**** Entries provided
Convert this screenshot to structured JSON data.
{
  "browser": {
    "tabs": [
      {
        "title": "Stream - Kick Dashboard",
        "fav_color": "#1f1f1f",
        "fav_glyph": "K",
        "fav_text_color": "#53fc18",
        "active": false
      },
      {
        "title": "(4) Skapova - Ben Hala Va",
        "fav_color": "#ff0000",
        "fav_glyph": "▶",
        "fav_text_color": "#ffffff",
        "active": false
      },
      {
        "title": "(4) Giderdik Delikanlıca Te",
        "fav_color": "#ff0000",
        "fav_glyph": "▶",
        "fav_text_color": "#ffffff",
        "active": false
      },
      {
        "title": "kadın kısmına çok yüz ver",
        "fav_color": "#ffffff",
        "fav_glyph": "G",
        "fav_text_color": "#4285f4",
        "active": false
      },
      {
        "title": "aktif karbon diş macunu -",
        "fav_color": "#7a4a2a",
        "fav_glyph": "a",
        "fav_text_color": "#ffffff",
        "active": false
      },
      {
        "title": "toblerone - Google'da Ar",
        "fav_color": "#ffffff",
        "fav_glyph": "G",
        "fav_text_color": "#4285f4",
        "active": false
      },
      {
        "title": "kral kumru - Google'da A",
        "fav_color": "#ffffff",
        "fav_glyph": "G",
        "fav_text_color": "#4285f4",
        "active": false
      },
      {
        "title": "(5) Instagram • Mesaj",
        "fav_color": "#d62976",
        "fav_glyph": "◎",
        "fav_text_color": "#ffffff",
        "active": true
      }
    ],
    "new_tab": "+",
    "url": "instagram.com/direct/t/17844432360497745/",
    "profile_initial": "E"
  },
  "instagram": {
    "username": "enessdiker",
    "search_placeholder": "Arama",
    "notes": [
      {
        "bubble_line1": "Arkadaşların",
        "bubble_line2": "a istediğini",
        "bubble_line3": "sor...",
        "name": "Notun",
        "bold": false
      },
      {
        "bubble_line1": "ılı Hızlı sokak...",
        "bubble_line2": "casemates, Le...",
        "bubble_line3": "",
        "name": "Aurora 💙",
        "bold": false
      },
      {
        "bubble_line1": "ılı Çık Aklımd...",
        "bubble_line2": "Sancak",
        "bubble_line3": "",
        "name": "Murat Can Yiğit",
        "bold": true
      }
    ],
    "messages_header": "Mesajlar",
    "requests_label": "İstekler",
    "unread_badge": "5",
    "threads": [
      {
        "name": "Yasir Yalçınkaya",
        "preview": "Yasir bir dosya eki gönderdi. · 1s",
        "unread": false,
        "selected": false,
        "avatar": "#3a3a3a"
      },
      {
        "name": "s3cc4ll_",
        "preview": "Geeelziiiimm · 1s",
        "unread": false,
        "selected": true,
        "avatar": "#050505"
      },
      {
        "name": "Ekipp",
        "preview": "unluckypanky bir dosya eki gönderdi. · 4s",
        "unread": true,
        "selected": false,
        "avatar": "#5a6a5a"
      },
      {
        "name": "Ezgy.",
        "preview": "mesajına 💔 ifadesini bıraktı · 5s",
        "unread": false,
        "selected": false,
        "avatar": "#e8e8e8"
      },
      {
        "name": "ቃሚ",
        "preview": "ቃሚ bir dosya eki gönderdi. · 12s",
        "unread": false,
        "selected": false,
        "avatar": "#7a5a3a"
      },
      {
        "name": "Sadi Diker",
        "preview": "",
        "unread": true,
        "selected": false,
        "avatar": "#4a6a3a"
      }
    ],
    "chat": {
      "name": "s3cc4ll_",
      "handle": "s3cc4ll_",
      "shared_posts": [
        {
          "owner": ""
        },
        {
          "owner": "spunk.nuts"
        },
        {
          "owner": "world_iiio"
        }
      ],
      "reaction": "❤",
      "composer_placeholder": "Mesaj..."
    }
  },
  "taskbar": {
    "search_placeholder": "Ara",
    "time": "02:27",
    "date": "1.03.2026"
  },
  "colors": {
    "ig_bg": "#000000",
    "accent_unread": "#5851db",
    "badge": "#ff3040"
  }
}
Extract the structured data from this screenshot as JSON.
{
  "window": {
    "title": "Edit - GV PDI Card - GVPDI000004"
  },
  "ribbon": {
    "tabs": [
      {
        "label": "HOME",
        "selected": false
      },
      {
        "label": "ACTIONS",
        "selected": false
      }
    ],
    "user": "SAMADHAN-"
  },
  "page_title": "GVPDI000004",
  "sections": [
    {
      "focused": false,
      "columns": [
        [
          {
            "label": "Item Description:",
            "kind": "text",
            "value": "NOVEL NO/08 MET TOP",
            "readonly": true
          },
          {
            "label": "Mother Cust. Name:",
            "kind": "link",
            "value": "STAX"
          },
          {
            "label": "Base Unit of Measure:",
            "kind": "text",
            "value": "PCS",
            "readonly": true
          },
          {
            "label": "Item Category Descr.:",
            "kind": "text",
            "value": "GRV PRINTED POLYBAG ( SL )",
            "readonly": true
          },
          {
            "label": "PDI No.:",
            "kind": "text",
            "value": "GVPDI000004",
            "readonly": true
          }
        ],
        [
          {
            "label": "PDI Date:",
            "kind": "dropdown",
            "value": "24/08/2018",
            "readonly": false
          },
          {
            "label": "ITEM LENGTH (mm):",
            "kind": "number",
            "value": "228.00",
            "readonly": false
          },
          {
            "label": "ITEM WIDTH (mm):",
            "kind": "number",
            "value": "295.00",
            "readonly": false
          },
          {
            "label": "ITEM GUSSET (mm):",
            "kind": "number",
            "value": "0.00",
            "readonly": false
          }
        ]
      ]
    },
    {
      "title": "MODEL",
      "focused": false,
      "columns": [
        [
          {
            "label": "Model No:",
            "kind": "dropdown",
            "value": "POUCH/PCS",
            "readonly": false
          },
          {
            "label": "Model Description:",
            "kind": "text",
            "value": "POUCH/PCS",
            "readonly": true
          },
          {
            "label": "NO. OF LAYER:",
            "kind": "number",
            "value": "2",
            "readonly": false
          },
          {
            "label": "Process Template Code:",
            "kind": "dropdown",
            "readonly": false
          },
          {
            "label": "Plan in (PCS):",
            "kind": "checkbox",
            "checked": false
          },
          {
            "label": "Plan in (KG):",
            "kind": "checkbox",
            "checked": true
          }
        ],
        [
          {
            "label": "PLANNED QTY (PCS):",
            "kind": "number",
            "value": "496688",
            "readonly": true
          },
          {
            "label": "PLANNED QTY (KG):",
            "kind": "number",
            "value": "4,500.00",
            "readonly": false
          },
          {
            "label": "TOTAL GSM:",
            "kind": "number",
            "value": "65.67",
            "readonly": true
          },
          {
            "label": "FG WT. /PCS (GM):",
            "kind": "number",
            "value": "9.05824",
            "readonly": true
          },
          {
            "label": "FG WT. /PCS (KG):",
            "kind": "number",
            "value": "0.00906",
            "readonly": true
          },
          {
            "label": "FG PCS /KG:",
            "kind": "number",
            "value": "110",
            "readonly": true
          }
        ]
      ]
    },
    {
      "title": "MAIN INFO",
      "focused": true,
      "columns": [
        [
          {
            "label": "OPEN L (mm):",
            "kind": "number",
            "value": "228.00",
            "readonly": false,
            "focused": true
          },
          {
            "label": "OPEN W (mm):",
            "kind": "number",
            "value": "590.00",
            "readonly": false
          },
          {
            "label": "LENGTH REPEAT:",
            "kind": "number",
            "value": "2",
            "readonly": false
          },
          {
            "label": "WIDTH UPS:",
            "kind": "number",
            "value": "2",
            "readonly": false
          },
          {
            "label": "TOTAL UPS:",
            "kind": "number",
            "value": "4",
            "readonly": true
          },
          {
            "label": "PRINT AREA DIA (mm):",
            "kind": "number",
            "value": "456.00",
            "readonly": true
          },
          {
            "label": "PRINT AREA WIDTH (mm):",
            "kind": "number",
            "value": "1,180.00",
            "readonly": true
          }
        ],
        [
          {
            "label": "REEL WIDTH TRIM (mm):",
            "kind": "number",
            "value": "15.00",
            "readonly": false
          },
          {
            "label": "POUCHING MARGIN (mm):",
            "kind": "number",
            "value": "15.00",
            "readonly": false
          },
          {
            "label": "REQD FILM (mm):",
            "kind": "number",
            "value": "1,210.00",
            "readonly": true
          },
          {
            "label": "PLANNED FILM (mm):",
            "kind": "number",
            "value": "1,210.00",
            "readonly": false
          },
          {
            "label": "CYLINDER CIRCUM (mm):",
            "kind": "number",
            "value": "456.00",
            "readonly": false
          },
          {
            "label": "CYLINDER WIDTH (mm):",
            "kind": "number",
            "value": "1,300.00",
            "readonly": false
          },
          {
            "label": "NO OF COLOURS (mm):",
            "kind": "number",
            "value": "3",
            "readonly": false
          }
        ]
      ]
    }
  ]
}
********
*Aim*:
Of the lines in the material, how many include "owner"? Respond with the number alone.

*Final answer*:
3